### Required task
The listing beneath should be written out in full, exactly as shown.

(Data items)
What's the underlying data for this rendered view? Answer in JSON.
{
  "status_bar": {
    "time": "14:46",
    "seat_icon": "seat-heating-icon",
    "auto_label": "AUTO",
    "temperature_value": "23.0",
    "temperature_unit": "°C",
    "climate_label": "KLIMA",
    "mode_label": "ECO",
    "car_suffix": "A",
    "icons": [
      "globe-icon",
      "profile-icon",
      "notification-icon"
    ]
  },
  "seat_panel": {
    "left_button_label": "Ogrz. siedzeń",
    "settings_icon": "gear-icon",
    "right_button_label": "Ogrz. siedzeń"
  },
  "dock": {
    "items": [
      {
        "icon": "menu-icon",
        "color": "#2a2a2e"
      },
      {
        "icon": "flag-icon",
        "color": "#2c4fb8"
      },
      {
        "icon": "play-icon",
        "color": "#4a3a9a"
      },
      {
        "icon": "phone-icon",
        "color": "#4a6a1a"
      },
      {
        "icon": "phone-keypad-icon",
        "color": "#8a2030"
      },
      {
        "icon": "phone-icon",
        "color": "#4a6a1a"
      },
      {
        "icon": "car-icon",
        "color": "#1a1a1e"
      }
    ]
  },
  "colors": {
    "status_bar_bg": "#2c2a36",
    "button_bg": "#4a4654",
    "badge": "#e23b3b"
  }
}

### Solved exercise
What's the underlying data for this rendered view? Answer in JSON.
{
  "status_bar": {
    "time": "14:46",
    "seat_icon": "seat-heating-icon",
    "auto_label": "AUTO",
    "temperature_value": "23.0",
    "temperature_unit": "°C",
    "climate_label": "KLIMA",
    "mode_label": "ECO",
    "car_suffix": "A",
    "icons": [
      "globe-icon",
      "profile-icon",
      "notification-icon"
    ]
  },
  "seat_panel": {
    "left_button_label": "Ogrz. siedzeń",
    "settings_icon": "gear-icon",
    "right_button_label": "Ogrz. siedzeń"
  },
  "dock": {
    "items": [
      {
        "icon": "menu-icon",
        "color": "#2a2a2e"
      },
      {
        "icon": "flag-icon",
        "color": "#2c4fb8"
      },
      {
        "icon": "play-icon",
        "color": "#4a3a9a"
      },
      {
        "icon": "phone-icon",
        "color": "#4a6a1a"
      },
      {
        "icon": "phone-keypad-icon",
        "color": "#8a2030"
      },
      {
        "icon": "phone-icon",
        "color": "#4a6a1a"
      },
      {
        "icon": "car-icon",
        "color": "#1a1a1e"
      }
    ]
  },
  "colors": {
    "status_bar_bg": "#2c2a36",
    "button_bg": "#4a4654",
    "badge": "#e23b3b"
  }
}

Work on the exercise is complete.